- _Available data_
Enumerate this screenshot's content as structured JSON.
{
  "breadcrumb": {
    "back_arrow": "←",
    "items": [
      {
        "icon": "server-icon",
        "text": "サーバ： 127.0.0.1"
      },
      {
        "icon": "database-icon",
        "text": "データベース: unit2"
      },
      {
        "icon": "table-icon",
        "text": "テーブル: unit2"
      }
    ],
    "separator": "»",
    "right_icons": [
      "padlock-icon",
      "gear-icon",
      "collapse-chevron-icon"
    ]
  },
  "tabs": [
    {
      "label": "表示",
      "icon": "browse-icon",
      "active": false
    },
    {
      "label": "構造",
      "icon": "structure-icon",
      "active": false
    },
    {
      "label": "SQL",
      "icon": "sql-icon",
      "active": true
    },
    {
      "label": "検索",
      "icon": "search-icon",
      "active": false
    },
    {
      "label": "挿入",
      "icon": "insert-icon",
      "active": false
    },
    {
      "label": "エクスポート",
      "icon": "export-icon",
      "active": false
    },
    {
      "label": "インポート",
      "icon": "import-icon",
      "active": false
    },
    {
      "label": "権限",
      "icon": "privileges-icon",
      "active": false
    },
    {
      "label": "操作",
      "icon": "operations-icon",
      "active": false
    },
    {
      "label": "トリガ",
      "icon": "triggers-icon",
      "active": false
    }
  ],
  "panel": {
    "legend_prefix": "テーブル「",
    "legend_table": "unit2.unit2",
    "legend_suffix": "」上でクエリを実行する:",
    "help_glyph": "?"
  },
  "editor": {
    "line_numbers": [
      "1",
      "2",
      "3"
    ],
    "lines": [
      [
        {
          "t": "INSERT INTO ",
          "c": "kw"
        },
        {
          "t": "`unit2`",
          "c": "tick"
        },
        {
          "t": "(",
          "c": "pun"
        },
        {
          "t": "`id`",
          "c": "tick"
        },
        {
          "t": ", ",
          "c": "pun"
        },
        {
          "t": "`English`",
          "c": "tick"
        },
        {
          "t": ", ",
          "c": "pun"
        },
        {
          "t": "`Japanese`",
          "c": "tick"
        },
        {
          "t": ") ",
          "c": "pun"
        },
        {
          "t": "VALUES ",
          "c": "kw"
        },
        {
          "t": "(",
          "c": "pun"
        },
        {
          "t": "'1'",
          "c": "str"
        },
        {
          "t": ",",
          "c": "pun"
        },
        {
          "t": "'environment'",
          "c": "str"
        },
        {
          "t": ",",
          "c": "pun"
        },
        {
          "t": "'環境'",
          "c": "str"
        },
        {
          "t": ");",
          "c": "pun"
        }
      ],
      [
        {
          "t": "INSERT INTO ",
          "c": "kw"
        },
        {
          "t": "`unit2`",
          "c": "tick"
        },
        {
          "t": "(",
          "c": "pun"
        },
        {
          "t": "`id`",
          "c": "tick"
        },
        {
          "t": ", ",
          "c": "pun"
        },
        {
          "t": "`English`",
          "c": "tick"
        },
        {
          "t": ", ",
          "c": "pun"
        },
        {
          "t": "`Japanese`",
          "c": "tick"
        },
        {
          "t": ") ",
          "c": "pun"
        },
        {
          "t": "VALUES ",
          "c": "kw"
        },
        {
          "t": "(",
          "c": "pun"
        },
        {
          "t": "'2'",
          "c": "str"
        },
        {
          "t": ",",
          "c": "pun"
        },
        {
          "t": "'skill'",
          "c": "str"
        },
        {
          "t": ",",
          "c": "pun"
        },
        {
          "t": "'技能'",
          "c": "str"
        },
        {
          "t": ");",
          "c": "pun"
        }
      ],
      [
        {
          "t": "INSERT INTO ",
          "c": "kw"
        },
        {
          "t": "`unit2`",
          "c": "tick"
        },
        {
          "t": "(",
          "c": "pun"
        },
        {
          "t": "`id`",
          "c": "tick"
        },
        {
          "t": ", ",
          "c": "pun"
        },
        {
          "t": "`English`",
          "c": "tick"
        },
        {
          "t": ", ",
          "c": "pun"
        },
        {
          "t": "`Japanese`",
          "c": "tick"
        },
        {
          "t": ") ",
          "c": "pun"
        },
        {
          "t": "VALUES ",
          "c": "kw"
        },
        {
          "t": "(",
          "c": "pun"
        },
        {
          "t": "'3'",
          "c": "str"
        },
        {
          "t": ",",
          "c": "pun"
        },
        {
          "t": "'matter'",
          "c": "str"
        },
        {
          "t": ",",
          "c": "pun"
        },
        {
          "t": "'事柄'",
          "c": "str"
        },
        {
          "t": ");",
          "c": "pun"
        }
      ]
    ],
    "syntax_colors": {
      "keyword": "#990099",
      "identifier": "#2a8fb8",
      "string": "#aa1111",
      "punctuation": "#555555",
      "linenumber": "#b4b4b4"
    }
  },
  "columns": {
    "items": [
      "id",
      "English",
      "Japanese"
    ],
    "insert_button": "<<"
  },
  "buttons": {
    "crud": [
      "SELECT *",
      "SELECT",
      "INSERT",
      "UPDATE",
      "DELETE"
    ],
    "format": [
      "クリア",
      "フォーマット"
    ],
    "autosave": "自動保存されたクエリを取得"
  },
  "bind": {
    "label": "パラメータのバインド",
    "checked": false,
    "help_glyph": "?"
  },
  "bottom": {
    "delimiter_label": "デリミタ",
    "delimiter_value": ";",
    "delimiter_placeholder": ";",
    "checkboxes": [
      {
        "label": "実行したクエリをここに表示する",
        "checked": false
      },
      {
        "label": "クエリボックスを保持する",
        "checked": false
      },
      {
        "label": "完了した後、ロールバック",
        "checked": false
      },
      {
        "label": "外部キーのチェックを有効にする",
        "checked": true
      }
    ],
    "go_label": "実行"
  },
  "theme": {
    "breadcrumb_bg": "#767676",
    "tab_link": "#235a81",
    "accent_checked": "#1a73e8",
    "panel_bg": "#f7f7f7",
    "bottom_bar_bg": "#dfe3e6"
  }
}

--

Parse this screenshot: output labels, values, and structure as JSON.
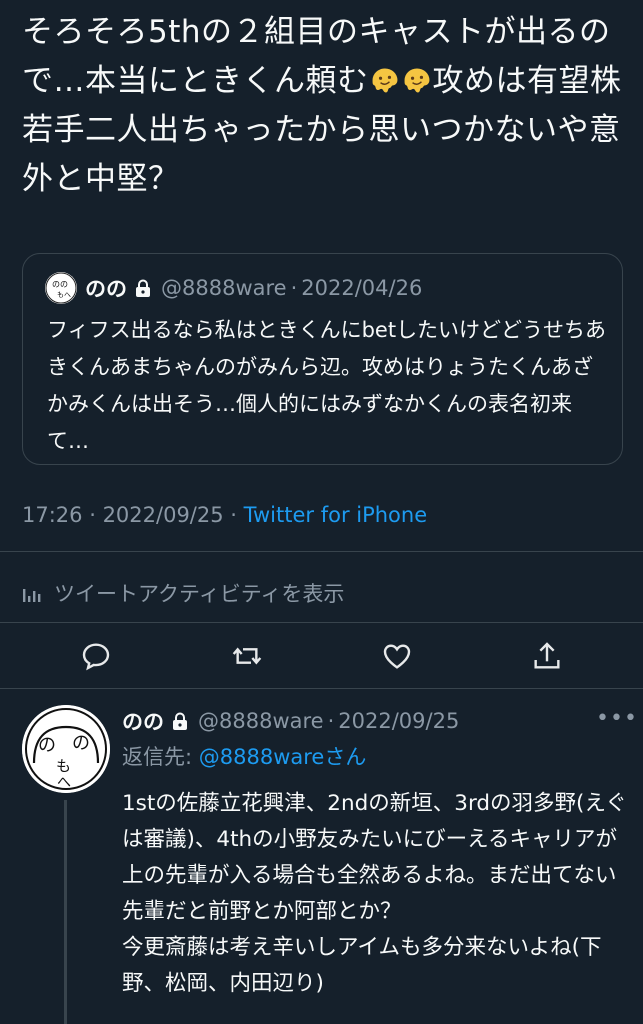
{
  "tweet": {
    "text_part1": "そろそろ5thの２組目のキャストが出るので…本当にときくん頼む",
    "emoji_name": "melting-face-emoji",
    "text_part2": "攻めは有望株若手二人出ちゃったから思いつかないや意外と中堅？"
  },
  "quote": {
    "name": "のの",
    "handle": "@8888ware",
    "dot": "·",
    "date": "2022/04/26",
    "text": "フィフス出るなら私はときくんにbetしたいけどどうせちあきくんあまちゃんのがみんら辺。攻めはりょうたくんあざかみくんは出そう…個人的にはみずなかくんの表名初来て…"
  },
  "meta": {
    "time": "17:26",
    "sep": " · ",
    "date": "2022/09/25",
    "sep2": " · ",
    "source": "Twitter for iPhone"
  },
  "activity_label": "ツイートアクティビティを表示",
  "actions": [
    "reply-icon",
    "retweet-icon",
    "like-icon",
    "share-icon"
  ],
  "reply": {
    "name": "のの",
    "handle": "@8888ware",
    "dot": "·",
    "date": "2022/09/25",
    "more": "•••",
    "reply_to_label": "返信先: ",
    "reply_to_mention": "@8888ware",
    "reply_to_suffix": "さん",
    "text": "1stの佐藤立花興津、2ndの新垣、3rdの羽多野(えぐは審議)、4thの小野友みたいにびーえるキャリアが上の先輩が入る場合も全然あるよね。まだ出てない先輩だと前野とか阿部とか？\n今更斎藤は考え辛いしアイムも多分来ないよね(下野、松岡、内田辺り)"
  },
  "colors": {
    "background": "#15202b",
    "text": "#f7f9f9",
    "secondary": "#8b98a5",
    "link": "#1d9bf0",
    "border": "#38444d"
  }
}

- _Objective_
Read the lines above. Gather those in which the string "screenshot" is found.

- _Answer to the task_
Enumerate this screenshot's content as structured JSON.
Parse this screenshot: output labels, values, and structure as JSON.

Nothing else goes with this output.